* Start *
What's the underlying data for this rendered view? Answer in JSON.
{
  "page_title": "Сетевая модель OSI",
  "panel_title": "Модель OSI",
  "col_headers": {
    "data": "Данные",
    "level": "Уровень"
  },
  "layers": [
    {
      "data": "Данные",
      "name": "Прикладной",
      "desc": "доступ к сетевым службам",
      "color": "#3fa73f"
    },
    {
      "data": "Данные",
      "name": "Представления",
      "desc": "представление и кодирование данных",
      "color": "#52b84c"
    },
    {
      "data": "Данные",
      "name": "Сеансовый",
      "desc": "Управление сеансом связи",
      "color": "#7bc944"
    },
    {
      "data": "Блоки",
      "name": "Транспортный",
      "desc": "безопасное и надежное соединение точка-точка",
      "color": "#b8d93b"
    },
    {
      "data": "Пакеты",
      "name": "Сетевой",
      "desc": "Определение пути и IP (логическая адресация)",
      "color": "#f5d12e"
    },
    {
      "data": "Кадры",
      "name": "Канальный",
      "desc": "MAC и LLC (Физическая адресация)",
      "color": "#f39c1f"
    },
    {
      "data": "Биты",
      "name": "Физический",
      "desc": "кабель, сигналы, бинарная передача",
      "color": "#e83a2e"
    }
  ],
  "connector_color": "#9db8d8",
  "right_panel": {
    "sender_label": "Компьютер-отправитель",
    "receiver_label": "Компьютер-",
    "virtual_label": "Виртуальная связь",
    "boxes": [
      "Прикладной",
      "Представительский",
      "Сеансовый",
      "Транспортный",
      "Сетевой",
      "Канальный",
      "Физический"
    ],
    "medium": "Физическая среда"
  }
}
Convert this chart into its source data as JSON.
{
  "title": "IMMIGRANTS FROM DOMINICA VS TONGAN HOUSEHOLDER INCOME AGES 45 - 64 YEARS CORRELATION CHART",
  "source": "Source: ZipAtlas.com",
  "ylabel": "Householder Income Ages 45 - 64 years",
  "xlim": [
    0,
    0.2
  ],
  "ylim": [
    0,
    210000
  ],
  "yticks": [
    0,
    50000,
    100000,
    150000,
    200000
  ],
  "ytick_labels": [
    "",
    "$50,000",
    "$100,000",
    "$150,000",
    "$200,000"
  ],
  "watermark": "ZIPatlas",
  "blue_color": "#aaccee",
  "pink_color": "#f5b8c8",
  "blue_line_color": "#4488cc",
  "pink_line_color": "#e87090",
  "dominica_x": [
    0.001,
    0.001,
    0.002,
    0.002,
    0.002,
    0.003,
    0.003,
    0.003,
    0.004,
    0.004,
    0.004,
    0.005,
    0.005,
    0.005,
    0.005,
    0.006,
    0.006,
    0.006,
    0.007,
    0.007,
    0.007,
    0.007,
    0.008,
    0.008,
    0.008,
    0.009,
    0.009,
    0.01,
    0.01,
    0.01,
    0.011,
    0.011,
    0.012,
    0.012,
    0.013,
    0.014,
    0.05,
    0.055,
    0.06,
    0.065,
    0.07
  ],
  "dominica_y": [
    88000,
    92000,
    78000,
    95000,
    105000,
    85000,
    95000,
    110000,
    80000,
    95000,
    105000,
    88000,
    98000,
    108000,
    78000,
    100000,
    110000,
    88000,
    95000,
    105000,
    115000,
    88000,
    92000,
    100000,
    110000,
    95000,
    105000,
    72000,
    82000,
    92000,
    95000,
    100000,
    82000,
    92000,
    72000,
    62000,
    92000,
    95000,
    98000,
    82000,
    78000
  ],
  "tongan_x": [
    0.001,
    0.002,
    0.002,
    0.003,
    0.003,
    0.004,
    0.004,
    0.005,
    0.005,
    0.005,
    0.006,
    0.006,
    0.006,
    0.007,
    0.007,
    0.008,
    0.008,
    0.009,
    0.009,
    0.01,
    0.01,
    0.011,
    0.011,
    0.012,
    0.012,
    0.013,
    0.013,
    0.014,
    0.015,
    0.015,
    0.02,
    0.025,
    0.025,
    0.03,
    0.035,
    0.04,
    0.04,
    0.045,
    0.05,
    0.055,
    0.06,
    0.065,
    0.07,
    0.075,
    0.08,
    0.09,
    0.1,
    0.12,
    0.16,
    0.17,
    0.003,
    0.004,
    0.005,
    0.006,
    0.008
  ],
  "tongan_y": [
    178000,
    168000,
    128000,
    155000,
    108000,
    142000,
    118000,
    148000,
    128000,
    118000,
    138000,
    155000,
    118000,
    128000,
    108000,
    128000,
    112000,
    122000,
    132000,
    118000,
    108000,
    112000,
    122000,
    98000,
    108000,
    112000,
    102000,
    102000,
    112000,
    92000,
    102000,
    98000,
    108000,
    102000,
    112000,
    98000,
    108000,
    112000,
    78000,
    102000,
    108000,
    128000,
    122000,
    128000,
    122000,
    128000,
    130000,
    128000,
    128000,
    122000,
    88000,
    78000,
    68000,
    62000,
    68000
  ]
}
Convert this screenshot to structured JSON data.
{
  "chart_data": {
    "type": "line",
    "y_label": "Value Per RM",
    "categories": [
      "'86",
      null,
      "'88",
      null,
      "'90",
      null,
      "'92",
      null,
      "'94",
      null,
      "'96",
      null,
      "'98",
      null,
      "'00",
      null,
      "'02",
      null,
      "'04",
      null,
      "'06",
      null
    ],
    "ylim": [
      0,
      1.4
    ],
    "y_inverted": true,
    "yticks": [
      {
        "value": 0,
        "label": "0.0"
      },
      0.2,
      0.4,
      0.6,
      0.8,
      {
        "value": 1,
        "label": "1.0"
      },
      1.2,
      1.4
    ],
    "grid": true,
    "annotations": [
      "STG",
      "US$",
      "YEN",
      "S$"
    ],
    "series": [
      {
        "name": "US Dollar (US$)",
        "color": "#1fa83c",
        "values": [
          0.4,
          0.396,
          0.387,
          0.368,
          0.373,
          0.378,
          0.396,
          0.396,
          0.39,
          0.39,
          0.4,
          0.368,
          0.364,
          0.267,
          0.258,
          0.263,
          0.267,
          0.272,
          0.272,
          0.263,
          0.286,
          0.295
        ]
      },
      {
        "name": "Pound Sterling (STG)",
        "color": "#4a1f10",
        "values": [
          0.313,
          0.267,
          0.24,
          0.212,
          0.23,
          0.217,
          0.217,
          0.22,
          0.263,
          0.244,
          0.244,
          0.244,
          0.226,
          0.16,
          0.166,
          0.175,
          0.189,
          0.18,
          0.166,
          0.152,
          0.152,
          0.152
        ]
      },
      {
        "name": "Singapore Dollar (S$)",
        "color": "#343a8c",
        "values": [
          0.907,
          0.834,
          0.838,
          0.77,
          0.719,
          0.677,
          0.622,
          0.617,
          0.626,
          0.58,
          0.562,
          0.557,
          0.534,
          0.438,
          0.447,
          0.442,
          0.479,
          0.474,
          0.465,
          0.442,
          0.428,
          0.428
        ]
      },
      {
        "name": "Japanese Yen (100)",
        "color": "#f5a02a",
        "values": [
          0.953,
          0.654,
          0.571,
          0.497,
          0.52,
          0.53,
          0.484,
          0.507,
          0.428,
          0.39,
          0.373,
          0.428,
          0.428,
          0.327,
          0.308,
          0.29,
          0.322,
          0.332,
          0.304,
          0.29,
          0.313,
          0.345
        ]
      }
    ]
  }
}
* End *
• _What the task asks_: Copy out every line of the data that includes the word "this".

• _Solution_:
What's the underlying data for this rendered view? Answer in JSON.
Convert this chart into its source data as JSON.
Convert this screenshot to structured JSON data.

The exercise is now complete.